* **Your objective**: Gather up all lines that carry the word "party".

Dataset listings of figures
|---|

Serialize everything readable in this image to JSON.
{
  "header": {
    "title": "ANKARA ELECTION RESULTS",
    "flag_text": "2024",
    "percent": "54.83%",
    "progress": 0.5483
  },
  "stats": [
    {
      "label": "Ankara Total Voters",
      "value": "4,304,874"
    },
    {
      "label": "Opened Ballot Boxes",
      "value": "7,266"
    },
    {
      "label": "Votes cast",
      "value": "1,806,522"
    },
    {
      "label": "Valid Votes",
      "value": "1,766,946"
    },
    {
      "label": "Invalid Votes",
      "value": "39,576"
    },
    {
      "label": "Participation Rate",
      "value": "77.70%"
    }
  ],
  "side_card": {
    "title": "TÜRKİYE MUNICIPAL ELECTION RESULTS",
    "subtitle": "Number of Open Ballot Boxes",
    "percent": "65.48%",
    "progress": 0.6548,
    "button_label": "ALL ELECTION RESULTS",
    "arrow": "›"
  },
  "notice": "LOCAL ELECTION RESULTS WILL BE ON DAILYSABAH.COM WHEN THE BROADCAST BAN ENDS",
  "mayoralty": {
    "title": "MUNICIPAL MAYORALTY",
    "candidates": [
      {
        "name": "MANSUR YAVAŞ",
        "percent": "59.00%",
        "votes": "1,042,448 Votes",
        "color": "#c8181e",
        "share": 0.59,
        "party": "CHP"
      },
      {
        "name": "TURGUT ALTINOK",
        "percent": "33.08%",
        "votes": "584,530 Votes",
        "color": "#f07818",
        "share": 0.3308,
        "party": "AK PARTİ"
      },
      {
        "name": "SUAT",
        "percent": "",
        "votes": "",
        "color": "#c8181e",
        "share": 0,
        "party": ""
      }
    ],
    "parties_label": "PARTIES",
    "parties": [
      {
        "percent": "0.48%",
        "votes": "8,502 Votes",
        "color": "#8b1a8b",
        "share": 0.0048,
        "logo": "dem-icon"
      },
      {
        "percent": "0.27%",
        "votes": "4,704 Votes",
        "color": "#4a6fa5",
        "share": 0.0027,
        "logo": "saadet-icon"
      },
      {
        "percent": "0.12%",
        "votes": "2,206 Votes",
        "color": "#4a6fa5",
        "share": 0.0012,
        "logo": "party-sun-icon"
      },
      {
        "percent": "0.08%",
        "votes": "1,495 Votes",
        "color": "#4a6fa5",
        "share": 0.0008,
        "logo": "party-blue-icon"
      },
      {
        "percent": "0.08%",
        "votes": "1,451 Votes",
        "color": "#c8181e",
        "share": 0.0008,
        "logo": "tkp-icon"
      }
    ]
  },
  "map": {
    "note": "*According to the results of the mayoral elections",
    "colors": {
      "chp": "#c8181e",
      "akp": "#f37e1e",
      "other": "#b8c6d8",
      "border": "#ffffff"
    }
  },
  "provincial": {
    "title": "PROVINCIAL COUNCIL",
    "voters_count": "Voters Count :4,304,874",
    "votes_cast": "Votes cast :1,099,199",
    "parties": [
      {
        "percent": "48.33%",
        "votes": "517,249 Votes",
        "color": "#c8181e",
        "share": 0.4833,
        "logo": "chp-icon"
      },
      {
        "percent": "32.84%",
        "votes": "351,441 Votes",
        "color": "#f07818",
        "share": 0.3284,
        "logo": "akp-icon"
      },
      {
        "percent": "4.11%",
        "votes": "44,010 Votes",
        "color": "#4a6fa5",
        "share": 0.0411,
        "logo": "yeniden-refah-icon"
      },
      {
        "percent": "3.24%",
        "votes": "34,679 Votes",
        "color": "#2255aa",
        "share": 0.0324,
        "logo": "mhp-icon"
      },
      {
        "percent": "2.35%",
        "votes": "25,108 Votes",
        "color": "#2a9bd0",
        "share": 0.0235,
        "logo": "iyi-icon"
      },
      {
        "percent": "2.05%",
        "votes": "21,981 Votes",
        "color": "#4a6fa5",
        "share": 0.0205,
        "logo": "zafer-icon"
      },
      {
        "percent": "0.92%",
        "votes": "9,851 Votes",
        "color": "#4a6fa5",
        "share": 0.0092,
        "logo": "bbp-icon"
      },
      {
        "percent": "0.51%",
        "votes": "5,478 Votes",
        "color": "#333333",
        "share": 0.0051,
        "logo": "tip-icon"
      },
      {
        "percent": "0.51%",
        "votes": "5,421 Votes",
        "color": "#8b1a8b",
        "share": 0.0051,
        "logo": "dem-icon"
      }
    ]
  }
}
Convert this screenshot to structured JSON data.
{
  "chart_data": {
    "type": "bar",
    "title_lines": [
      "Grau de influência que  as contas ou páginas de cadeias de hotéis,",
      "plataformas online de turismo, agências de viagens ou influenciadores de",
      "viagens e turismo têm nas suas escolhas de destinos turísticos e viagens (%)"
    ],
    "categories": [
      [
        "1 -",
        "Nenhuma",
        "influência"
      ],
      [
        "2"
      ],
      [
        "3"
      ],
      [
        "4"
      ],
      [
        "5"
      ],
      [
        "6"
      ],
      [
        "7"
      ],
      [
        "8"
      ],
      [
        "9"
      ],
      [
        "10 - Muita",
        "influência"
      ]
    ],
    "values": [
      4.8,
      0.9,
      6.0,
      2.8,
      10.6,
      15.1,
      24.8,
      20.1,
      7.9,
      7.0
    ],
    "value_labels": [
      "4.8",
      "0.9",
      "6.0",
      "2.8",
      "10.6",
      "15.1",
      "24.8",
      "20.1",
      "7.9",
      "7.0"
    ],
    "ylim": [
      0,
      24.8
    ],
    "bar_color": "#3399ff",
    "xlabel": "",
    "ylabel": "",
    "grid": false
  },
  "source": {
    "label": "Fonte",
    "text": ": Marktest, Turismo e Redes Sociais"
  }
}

|---|

* **Written response**:
        "party": "CHP"
        "party": "AK PARTİ"
        "party": ""
        "logo": "party-sun-icon"
        "logo": "party-blue-icon"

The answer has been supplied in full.